**Records excerpted from a collection**
* START *

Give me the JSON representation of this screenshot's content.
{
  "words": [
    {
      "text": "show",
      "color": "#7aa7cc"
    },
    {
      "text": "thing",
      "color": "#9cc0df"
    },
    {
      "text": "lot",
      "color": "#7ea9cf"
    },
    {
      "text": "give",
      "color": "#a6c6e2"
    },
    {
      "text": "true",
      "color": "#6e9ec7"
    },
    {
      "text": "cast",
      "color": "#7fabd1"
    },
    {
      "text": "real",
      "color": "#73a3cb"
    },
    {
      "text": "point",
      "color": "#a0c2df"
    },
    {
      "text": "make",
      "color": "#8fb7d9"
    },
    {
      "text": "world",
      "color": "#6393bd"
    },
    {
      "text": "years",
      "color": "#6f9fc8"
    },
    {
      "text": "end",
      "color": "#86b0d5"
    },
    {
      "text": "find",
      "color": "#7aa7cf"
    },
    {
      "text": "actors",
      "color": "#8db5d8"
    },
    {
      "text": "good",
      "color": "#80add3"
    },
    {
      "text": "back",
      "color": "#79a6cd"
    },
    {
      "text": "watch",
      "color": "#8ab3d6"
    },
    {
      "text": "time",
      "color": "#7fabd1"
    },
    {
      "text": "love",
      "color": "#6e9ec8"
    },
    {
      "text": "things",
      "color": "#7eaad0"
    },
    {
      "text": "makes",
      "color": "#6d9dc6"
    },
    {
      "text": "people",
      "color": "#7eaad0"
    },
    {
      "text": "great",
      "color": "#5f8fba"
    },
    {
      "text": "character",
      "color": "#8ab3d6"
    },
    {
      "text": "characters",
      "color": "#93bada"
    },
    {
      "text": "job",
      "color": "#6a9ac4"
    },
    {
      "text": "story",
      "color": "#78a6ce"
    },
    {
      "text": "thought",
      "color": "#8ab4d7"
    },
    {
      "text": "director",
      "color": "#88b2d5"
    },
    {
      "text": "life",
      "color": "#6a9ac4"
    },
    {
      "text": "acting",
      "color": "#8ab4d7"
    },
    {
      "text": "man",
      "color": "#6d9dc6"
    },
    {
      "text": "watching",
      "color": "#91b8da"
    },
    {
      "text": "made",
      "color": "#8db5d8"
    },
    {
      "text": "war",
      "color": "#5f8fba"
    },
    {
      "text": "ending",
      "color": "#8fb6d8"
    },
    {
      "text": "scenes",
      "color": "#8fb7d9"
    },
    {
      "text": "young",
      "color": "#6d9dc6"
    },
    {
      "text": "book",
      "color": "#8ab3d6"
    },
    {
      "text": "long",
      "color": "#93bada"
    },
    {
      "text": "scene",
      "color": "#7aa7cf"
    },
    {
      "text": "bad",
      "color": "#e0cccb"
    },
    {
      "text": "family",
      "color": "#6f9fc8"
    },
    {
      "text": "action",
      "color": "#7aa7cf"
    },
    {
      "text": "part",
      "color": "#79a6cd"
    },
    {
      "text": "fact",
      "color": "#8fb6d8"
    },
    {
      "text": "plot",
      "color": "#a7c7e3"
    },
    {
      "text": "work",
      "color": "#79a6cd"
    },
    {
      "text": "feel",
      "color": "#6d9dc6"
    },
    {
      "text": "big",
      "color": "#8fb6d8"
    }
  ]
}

* END *

**Given task**
Take the entries and copy them out exactly.

**Exercise response**
Give me the JSON representation of this screenshot's content.
{
  "words": [
    {
      "text": "show",
      "color": "#7aa7cc"
    },
    {
      "text": "thing",
      "color": "#9cc0df"
    },
    {
      "text": "lot",
      "color": "#7ea9cf"
    },
    {
      "text": "give",
      "color": "#a6c6e2"
    },
    {
      "text": "true",
      "color": "#6e9ec7"
    },
    {
      "text": "cast",
      "color": "#7fabd1"
    },
    {
      "text": "real",
      "color": "#73a3cb"
    },
    {
      "text": "point",
      "color": "#a0c2df"
    },
    {
      "text": "make",
      "color": "#8fb7d9"
    },
    {
      "text": "world",
      "color": "#6393bd"
    },
    {
      "text": "years",
      "color": "#6f9fc8"
    },
    {
      "text": "end",
      "color": "#86b0d5"
    },
    {
      "text": "find",
      "color": "#7aa7cf"
    },
    {
      "text": "actors",
      "color": "#8db5d8"
    },
    {
      "text": "good",
      "color": "#80add3"
    },
    {
      "text": "back",
      "color": "#79a6cd"
    },
    {
      "text": "watch",
      "color": "#8ab3d6"
    },
    {
      "text": "time",
      "color": "#7fabd1"
    },
    {
      "text": "love",
      "color": "#6e9ec8"
    },
    {
      "text": "things",
      "color": "#7eaad0"
    },
    {
      "text": "makes",
      "color": "#6d9dc6"
    },
    {
      "text": "people",
      "color": "#7eaad0"
    },
    {
      "text": "great",
      "color": "#5f8fba"
    },
    {
      "text": "character",
      "color": "#8ab3d6"
    },
    {
      "text": "characters",
      "color": "#93bada"
    },
    {
      "text": "job",
      "color": "#6a9ac4"
    },
    {
      "text": "story",
      "color": "#78a6ce"
    },
    {
      "text": "thought",
      "color": "#8ab4d7"
    },
    {
      "text": "director",
      "color": "#88b2d5"
    },
    {
      "text": "life",
      "color": "#6a9ac4"
    },
    {
      "text": "acting",
      "color": "#8ab4d7"
    },
    {
      "text": "man",
      "color": "#6d9dc6"
    },
    {
      "text": "watching",
      "color": "#91b8da"
    },
    {
      "text": "made",
      "color": "#8db5d8"
    },
    {
      "text": "war",
      "color": "#5f8fba"
    },
    {
      "text": "ending",
      "color": "#8fb6d8"
    },
    {
      "text": "scenes",
      "color": "#8fb7d9"
    },
    {
      "text": "young",
      "color": "#6d9dc6"
    },
    {
      "text": "book",
      "color": "#8ab3d6"
    },
    {
      "text": "long",
      "color": "#93bada"
    },
    {
      "text": "scene",
      "color": "#7aa7cf"
    },
    {
      "text": "bad",
      "color": "#e0cccb"
    },
    {
      "text": "family",
      "color": "#6f9fc8"
    },
    {
      "text": "action",
      "color": "#7aa7cf"
    },
    {
      "text": "part",
      "color": "#79a6cd"
    },
    {
      "text": "fact",
      "color": "#8fb6d8"
    },
    {
      "text": "plot",
      "color": "#a7c7e3"
    },
    {
      "text": "work",
      "color": "#79a6cd"
    },
    {
      "text": "feel",
      "color": "#6d9dc6"
    },
    {
      "text": "big",
      "color": "#8fb6d8"
    }
  ]
}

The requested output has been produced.